(Records contained in a dataset)
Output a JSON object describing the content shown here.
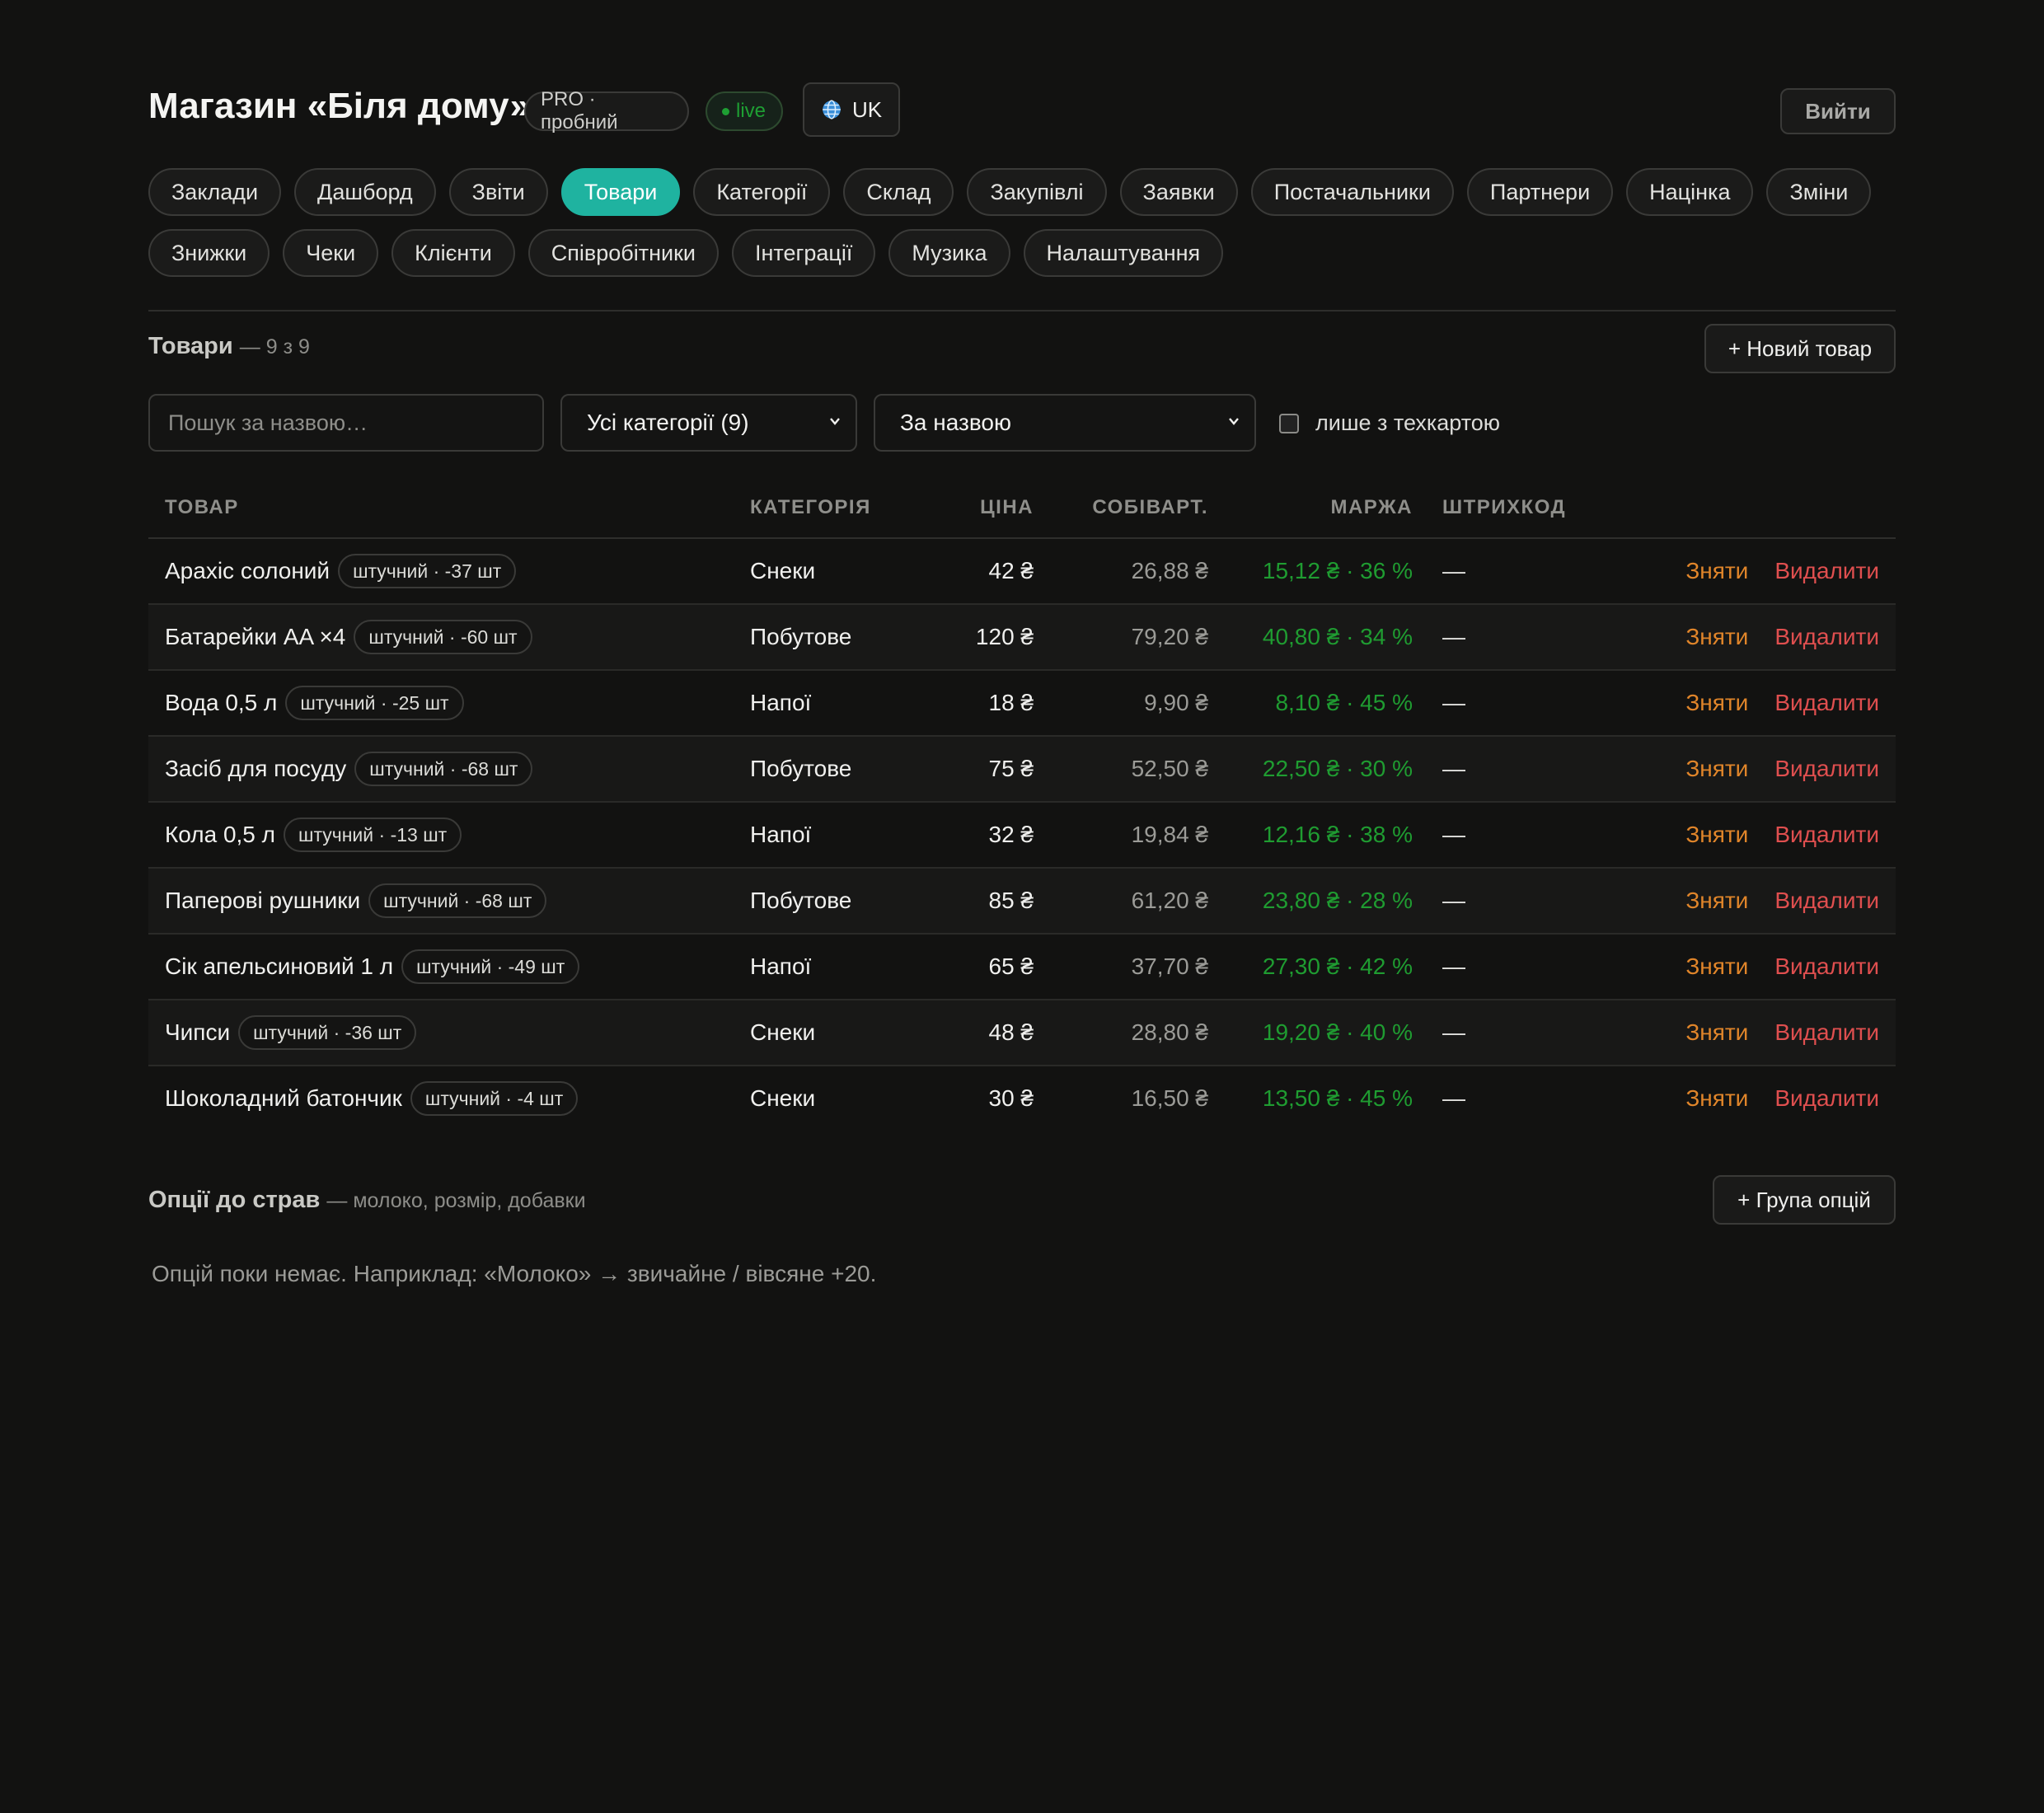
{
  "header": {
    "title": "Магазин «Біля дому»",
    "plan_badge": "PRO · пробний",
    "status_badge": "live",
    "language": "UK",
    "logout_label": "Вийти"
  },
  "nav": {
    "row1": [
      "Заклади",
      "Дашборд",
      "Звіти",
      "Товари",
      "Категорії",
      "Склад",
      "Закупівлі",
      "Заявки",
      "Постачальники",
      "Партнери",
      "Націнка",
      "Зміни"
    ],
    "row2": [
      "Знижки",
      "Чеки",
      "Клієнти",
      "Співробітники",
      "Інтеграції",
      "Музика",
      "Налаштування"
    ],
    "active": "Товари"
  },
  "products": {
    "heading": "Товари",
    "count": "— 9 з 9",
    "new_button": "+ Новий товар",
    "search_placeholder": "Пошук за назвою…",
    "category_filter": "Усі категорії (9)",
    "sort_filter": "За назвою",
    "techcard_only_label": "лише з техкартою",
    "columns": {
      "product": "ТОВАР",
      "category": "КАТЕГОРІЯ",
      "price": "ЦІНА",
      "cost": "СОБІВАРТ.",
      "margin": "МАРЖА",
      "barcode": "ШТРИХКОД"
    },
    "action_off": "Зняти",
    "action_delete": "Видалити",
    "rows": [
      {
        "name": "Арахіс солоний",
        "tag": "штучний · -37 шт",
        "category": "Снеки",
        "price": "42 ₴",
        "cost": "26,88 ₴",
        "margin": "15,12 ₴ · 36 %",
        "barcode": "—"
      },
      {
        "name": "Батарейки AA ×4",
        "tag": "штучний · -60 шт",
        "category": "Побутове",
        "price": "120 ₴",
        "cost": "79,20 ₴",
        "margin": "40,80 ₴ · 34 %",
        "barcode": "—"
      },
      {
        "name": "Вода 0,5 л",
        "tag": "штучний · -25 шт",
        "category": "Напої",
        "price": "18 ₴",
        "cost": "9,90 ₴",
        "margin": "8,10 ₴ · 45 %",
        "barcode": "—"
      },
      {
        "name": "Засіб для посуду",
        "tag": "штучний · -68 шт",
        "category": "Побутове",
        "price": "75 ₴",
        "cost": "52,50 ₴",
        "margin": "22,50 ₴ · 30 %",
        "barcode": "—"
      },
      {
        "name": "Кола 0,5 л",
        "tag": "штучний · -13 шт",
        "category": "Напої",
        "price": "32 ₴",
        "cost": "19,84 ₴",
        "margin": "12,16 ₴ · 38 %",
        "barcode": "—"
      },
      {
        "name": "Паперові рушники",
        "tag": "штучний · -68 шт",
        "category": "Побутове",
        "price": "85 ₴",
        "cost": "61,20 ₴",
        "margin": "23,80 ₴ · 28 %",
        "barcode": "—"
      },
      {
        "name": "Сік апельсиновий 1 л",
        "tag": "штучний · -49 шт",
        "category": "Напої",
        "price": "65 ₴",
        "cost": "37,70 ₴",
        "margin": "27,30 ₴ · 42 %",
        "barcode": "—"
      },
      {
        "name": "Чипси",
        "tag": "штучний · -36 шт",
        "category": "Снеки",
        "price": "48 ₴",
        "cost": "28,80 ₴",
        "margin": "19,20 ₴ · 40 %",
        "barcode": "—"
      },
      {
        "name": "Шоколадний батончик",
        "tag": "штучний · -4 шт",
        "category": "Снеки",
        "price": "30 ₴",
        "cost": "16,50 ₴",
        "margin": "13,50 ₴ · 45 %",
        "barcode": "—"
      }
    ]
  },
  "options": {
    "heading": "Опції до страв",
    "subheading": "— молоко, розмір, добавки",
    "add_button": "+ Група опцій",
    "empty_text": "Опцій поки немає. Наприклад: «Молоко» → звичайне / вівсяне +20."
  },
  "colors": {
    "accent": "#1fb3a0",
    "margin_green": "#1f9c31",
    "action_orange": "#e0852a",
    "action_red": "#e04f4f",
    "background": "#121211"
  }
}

> _EXERCISE DIRECTIONS_
In the entries above, find each line with the word "Товари" and copy it.

> _RESPONSE_
      "Товари",
    "active": "Товари"
    "heading": "Товари",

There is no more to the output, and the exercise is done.